Problem requirements
Among the lines below, list those containing the string "EBITDA".

[Rows from a figure dataset]
▬▬▬▬▬▬

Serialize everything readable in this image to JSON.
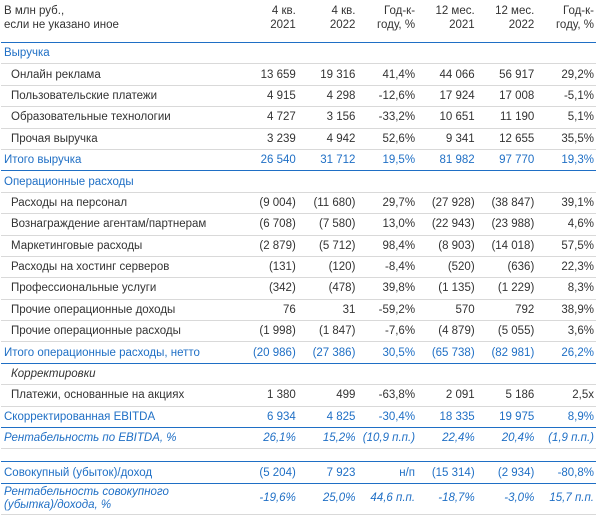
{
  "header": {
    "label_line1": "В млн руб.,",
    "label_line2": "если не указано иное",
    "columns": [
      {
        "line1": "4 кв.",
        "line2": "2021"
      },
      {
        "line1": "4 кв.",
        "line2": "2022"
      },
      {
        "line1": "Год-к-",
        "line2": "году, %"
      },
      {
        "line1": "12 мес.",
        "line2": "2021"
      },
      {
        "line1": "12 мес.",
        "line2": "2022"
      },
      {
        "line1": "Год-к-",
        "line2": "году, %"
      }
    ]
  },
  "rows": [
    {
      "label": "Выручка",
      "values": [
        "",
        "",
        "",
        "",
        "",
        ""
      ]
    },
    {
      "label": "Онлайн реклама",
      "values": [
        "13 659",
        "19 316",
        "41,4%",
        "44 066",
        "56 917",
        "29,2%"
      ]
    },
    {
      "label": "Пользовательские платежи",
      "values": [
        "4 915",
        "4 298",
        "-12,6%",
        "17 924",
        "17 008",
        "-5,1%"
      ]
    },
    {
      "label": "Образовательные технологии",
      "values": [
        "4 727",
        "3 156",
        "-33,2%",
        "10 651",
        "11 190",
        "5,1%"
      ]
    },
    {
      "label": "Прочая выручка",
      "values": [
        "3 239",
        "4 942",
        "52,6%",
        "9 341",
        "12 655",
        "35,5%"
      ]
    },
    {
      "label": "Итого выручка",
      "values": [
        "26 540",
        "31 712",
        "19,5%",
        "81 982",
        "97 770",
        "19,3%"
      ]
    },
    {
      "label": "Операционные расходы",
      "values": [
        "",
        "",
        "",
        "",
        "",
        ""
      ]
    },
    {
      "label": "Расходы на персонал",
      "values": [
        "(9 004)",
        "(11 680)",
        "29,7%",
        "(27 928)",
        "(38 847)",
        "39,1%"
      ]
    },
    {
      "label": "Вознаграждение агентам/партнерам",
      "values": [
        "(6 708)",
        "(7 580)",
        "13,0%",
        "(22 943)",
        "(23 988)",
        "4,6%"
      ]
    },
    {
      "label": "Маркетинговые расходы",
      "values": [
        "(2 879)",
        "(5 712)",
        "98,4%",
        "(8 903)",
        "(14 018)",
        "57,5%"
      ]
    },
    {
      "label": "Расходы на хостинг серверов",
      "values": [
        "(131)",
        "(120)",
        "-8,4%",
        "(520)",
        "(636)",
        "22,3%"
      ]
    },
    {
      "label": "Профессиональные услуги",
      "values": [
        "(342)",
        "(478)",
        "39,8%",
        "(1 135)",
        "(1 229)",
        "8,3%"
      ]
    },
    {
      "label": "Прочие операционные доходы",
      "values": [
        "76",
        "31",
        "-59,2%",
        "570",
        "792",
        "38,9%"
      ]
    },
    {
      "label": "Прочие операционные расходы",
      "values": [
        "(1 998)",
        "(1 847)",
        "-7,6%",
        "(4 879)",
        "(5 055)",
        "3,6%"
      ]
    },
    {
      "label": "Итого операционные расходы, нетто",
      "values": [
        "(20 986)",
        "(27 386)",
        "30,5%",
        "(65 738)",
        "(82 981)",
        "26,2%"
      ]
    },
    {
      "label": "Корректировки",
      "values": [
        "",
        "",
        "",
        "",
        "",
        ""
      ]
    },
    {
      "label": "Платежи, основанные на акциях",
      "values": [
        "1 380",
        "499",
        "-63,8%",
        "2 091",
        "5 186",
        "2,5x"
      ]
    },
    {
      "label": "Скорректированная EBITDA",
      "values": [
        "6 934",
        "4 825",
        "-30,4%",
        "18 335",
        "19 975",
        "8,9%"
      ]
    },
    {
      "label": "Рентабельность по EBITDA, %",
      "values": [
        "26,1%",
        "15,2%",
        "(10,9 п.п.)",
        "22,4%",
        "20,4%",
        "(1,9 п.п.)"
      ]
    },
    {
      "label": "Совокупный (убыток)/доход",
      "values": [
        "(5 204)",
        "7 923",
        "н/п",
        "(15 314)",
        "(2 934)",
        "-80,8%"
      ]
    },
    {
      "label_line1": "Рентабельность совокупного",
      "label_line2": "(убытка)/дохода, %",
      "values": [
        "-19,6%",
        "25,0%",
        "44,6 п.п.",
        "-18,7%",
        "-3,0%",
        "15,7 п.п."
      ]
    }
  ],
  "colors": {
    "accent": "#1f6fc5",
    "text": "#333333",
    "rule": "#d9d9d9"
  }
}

▬▬▬▬▬▬

Output of the task
      "label": "Скорректированная EBITDA",
      "label": "Рентабельность по EBITDA, %",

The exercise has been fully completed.